REQUIRED TASK |
Show every line containing "Luxembourg" by copying it.

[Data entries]
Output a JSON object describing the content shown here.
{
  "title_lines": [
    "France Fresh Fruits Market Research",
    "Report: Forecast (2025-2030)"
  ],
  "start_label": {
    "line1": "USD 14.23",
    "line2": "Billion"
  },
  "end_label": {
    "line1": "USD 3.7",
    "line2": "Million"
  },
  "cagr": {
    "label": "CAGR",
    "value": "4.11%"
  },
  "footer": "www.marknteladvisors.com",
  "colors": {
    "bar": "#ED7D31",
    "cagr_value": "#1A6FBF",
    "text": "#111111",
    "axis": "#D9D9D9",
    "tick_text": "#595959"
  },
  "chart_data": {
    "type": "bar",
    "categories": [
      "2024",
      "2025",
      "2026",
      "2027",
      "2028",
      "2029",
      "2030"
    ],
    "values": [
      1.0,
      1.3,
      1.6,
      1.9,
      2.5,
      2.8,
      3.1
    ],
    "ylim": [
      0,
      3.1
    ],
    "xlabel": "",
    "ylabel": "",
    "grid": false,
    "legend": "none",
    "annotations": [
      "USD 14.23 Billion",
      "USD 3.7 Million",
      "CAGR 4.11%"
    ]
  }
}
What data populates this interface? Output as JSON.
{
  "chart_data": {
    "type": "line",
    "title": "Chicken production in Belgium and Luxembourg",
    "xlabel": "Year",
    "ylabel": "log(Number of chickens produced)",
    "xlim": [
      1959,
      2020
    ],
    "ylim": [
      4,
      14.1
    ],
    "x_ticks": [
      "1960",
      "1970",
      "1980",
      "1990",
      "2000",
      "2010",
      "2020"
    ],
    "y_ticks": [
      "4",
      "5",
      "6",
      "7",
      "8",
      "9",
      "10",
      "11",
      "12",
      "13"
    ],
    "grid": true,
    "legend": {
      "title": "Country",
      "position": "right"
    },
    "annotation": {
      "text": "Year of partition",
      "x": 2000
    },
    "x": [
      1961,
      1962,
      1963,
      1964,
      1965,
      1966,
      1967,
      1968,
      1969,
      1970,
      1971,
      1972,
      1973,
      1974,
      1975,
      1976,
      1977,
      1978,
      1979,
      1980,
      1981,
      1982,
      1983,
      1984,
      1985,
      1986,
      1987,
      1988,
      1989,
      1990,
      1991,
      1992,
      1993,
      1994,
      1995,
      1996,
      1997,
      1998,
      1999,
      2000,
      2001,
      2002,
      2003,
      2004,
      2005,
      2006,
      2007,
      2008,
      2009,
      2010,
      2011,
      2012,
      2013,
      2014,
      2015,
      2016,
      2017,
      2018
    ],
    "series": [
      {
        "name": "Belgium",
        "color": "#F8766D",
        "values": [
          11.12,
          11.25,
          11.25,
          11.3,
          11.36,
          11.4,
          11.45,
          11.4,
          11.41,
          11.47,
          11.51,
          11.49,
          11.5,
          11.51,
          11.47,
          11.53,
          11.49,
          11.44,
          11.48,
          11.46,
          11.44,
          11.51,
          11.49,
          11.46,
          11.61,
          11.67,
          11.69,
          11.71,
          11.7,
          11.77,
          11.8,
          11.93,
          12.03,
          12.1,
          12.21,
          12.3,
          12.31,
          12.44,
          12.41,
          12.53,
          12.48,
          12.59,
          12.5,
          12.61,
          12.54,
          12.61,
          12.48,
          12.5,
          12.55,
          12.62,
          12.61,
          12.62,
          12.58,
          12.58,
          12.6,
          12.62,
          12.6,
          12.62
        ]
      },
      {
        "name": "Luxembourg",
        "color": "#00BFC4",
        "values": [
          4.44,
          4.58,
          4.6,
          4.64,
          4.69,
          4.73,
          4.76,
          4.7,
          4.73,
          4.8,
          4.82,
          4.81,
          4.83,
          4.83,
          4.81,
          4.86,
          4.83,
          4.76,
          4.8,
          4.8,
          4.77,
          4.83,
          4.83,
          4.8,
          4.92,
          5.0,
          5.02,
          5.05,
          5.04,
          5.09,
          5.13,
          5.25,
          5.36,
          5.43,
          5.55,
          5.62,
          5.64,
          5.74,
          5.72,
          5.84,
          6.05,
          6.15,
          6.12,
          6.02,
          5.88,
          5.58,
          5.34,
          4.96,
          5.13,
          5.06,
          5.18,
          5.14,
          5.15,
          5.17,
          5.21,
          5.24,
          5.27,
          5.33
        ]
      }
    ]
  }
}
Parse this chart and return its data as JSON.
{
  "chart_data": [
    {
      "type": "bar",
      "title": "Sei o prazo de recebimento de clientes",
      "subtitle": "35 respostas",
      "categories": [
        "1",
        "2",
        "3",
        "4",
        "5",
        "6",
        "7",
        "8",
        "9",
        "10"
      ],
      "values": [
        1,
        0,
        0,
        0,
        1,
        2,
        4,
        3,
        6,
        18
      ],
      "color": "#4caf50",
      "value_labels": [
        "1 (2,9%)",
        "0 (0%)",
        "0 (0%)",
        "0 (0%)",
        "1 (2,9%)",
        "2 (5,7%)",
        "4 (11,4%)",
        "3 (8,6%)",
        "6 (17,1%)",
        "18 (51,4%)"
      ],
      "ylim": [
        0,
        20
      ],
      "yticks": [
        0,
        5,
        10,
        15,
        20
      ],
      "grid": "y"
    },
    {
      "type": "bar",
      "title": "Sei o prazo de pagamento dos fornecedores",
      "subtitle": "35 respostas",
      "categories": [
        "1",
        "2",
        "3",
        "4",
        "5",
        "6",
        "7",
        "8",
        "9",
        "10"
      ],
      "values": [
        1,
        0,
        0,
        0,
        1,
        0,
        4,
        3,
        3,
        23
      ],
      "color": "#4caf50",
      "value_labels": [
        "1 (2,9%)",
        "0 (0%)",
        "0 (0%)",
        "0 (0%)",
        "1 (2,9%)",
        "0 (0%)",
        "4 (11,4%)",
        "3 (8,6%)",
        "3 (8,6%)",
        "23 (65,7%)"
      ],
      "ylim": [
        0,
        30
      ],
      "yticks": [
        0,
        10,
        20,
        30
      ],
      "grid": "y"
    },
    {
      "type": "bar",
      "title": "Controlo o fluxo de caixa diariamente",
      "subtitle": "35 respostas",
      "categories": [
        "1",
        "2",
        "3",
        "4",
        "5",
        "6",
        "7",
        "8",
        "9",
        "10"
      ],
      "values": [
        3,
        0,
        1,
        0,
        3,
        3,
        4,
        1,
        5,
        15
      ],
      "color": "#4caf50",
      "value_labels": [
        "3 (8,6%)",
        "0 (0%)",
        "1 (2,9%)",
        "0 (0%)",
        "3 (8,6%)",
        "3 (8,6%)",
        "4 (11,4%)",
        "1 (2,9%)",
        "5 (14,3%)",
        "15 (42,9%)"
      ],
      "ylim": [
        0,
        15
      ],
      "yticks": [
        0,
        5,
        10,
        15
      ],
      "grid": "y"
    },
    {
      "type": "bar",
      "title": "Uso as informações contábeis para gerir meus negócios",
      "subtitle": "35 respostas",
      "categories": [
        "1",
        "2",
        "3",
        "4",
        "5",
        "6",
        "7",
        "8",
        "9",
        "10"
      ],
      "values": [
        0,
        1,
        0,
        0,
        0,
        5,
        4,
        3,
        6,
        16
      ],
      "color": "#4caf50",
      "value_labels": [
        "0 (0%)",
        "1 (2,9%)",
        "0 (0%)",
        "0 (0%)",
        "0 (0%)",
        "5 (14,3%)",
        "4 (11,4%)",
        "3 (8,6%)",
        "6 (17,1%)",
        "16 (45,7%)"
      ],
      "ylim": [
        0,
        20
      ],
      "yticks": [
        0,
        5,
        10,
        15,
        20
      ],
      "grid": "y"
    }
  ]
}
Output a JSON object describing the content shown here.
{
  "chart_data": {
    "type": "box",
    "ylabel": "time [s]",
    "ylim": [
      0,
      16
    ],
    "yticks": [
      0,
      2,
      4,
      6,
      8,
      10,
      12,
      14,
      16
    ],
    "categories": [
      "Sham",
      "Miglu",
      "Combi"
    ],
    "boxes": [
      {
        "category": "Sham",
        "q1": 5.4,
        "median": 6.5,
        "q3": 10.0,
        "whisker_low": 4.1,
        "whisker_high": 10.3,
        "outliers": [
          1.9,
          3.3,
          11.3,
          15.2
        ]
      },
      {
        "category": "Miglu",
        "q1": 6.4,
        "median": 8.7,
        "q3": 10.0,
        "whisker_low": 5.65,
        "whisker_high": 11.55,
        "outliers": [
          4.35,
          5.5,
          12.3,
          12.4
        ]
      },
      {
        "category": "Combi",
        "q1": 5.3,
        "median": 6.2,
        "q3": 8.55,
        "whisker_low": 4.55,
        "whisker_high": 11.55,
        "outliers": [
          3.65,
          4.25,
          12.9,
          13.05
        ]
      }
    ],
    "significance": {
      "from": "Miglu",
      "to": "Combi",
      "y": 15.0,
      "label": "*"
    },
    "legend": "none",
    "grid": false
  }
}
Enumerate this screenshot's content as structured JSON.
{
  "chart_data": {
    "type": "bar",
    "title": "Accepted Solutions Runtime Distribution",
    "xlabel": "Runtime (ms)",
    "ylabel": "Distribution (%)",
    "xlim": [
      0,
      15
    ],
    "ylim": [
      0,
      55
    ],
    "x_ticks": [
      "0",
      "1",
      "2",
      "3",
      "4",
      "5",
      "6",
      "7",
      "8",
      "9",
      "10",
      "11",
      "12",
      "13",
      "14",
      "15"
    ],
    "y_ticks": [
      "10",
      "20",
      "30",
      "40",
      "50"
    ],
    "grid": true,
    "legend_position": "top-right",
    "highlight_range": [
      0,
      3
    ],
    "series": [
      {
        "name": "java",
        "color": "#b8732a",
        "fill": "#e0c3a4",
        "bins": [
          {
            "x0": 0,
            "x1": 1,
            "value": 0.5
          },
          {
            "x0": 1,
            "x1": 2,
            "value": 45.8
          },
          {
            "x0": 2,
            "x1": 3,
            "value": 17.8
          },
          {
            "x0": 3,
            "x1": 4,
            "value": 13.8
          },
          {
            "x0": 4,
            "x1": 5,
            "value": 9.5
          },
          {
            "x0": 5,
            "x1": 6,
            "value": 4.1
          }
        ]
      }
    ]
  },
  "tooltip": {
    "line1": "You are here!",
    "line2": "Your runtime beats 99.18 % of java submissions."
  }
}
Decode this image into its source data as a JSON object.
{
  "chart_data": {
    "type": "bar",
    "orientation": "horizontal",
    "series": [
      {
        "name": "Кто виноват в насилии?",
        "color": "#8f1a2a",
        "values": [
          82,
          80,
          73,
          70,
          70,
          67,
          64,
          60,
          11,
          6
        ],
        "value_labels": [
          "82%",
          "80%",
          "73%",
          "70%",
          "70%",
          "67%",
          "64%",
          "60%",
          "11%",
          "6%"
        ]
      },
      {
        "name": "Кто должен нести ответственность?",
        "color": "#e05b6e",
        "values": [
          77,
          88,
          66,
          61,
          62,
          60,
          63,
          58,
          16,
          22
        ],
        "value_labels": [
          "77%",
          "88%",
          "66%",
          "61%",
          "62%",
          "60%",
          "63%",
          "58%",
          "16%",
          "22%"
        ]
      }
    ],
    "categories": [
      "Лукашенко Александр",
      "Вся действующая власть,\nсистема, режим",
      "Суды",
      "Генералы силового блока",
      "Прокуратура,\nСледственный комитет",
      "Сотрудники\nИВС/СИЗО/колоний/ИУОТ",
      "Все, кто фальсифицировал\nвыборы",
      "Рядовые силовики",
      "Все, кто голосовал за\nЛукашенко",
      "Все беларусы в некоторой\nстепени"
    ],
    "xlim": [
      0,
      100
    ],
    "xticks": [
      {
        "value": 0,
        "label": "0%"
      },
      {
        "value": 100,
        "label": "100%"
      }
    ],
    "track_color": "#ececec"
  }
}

SOLUTION |
    "title": "Chicken production in Belgium and Luxembourg",
        "name": "Luxembourg",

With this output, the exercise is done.